Given instruction: Repeat the data below exactly, dropping any pictures it holds.

Data shown:

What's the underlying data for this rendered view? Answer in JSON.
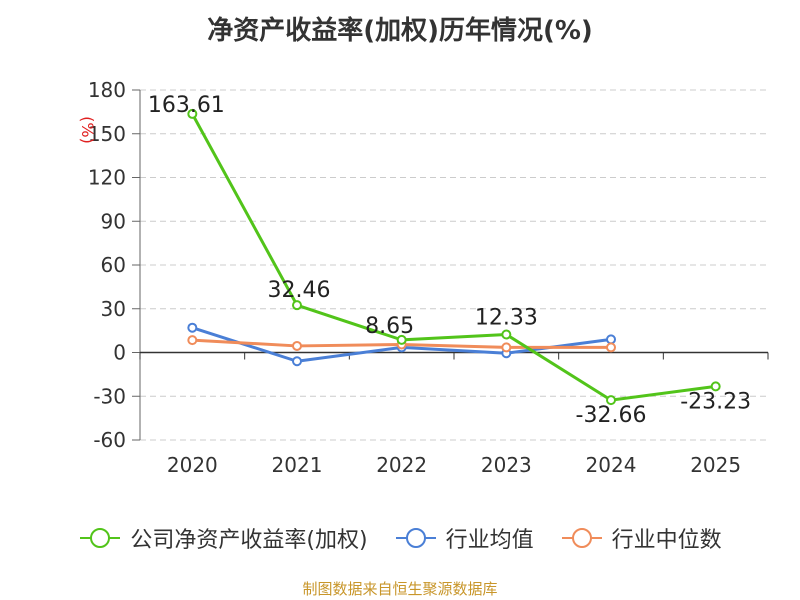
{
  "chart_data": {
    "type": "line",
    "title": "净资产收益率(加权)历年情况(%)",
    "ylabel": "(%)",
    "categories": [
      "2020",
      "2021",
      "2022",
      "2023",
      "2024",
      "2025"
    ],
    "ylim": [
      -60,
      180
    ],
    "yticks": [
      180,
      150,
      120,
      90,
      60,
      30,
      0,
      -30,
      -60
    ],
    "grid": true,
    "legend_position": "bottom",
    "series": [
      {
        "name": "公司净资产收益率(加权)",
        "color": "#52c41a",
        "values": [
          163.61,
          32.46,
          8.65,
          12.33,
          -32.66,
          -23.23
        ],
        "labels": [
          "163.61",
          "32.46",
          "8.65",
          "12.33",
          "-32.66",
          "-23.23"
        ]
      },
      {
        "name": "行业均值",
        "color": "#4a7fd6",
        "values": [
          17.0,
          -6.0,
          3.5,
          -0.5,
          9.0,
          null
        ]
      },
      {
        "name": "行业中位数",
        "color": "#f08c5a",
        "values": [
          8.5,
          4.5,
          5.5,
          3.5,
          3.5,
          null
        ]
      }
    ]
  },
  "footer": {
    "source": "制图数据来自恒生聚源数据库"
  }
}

The response:
What's the underlying data for this rendered view? Answer in JSON.
{
  "chart_data": {
    "type": "line",
    "title": "净资产收益率(加权)历年情况(%)",
    "ylabel": "(%)",
    "categories": [
      "2020",
      "2021",
      "2022",
      "2023",
      "2024",
      "2025"
    ],
    "ylim": [
      -60,
      180
    ],
    "yticks": [
      180,
      150,
      120,
      90,
      60,
      30,
      0,
      -30,
      -60
    ],
    "grid": true,
    "legend_position": "bottom",
    "series": [
      {
        "name": "公司净资产收益率(加权)",
        "color": "#52c41a",
        "values": [
          163.61,
          32.46,
          8.65,
          12.33,
          -32.66,
          -23.23
        ],
        "labels": [
          "163.61",
          "32.46",
          "8.65",
          "12.33",
          "-32.66",
          "-23.23"
        ]
      },
      {
        "name": "行业均值",
        "color": "#4a7fd6",
        "values": [
          17.0,
          -6.0,
          3.5,
          -0.5,
          9.0,
          null
        ]
      },
      {
        "name": "行业中位数",
        "color": "#f08c5a",
        "values": [
          8.5,
          4.5,
          5.5,
          3.5,
          3.5,
          null
        ]
      }
    ]
  },
  "footer": {
    "source": "制图数据来自恒生聚源数据库"
  }
}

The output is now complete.